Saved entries
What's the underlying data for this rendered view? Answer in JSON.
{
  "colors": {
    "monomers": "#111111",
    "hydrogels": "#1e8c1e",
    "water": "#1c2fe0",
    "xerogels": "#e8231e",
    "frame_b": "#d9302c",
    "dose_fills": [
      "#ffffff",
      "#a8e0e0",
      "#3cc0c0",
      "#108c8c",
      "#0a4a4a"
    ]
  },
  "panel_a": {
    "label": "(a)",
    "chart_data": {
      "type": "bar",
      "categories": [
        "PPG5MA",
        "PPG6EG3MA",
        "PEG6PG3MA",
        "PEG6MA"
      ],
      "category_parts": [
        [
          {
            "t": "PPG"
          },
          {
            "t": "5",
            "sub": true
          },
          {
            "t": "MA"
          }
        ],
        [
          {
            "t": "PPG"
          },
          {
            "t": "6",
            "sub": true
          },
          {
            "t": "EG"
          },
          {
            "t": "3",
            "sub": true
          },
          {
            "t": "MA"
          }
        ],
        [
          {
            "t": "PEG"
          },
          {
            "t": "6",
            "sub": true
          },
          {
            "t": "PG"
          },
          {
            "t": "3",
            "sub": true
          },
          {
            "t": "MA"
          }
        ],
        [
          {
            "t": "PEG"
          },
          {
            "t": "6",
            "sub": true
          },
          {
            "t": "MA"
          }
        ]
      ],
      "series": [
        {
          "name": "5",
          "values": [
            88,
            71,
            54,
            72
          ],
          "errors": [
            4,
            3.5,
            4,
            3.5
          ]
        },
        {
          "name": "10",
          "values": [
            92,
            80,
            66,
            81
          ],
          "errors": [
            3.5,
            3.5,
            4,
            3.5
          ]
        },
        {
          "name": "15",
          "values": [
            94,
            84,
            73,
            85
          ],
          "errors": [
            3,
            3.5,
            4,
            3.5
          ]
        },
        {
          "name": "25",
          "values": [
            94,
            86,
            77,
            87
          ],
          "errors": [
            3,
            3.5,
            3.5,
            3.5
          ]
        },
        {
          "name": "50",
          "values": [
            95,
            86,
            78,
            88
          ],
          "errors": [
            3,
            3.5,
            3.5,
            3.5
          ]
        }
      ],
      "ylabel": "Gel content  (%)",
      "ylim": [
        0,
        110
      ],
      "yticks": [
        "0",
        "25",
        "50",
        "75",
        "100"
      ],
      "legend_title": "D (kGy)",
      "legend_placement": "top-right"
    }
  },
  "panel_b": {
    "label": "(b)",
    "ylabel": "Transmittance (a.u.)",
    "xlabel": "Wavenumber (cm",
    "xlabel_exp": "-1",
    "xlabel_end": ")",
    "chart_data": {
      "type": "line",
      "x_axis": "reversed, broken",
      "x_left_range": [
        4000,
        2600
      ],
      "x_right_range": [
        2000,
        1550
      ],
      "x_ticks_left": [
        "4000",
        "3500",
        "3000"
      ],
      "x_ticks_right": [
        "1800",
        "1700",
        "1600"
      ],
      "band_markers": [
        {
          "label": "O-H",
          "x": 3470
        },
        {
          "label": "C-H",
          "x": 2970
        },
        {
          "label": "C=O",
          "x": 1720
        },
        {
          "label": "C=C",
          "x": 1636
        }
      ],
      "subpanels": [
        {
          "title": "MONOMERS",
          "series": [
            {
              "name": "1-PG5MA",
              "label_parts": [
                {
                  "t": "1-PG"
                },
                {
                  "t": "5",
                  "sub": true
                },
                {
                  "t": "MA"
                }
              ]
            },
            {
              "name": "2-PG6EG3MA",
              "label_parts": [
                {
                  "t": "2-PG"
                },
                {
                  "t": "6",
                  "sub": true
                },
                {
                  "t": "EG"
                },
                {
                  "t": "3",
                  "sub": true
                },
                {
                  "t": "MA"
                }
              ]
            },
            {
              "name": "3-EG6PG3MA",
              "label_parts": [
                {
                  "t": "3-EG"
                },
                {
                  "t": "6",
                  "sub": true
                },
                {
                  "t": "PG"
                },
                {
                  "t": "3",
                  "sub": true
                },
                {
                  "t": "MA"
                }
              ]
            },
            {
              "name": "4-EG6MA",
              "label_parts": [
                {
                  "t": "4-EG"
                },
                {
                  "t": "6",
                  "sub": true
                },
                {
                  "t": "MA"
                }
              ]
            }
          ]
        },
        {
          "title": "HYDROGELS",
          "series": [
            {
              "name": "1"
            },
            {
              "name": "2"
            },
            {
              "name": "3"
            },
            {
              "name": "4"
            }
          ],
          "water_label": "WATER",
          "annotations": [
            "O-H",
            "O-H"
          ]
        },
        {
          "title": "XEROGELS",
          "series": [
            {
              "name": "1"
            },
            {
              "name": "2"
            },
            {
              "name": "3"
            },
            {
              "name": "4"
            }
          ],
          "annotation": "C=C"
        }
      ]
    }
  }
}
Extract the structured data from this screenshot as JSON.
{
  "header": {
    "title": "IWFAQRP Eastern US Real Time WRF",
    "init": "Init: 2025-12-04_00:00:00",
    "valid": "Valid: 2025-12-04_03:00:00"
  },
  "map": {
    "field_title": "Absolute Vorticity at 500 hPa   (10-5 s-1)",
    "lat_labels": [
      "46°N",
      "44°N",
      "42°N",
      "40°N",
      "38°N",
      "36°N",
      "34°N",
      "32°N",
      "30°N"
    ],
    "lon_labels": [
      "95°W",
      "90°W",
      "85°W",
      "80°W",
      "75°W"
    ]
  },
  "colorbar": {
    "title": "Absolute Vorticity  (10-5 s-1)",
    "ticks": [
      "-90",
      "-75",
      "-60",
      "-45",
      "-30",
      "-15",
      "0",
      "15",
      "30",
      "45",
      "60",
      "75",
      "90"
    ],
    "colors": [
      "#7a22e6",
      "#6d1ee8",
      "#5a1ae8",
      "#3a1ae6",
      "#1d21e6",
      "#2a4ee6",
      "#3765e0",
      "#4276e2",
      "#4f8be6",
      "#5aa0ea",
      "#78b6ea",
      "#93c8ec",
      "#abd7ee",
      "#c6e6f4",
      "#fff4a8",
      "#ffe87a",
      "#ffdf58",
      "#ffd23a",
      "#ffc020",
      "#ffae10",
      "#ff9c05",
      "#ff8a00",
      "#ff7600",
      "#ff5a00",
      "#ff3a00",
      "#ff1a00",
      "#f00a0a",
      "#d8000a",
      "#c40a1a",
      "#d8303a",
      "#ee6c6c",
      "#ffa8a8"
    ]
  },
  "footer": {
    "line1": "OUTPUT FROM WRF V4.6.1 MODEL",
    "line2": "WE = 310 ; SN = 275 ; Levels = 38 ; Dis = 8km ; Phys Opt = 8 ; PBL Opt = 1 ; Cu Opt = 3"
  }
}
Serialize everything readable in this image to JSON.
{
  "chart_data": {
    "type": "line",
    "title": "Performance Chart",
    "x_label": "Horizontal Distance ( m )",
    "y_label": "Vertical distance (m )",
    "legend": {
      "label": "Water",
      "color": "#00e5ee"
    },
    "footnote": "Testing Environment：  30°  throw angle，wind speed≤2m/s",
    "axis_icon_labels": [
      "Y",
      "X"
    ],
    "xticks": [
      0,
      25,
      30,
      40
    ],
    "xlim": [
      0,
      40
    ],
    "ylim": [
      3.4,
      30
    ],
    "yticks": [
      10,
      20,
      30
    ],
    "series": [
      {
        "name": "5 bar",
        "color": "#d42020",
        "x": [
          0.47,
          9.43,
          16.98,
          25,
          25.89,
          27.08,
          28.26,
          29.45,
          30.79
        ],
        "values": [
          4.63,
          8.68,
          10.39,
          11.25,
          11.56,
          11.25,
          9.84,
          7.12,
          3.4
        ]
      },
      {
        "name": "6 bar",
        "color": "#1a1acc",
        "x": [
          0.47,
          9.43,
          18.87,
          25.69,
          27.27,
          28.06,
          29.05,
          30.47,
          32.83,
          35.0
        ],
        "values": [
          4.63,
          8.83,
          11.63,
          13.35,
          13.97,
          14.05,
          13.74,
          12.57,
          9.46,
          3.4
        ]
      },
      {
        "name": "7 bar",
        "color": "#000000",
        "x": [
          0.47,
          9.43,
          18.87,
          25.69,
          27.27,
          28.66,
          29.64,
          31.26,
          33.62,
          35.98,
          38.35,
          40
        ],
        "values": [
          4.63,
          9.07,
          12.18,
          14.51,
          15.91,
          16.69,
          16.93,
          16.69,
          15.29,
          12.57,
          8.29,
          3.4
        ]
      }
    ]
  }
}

- _The request_: Output exactly the lines between the one containing "Serialize everything readable" and the final line above, both inclusive.

- _The reply_:
Serialize everything readable in this image to JSON.
{
  "chart_data": {
    "type": "line",
    "title": "Performance Chart",
    "x_label": "Horizontal Distance ( m )",
    "y_label": "Vertical distance (m )",
    "legend": {
      "label": "Water",
      "color": "#00e5ee"
    },
    "footnote": "Testing Environment：  30°  throw angle，wind speed≤2m/s",
    "axis_icon_labels": [
      "Y",
      "X"
    ],
    "xticks": [
      0,
      25,
      30,
      40
    ],
    "xlim": [
      0,
      40
    ],
    "ylim": [
      3.4,
      30
    ],
    "yticks": [
      10,
      20,
      30
    ],
    "series": [
      {
        "name": "5 bar",
        "color": "#d42020",
        "x": [
          0.47,
          9.43,
          16.98,
          25,
          25.89,
          27.08,
          28.26,
          29.45,
          30.79
        ],
        "values": [
          4.63,
          8.68,
          10.39,
          11.25,
          11.56,
          11.25,
          9.84,
          7.12,
          3.4
        ]
      },
      {
        "name": "6 bar",
        "color": "#1a1acc",
        "x": [
          0.47,
          9.43,
          18.87,
          25.69,
          27.27,
          28.06,
          29.05,
          30.47,
          32.83,
          35.0
        ],
        "values": [
          4.63,
          8.83,
          11.63,
          13.35,
          13.97,
          14.05,
          13.74,
          12.57,
          9.46,
          3.4
        ]
      },
      {
        "name": "7 bar",
        "color": "#000000",
        "x": [
          0.47,
          9.43,
          18.87,
          25.69,
          27.27,
          28.66,
          29.64,
          31.26,
          33.62,
          35.98,
          38.35,
          40
        ],
        "values": [
          4.63,
          9.07,
          12.18,
          14.51,
          15.91,
          16.69,
          16.93,
          16.69,
          15.29,
          12.57,
          8.29,
          3.4
        ]
      }
    ]
  }
}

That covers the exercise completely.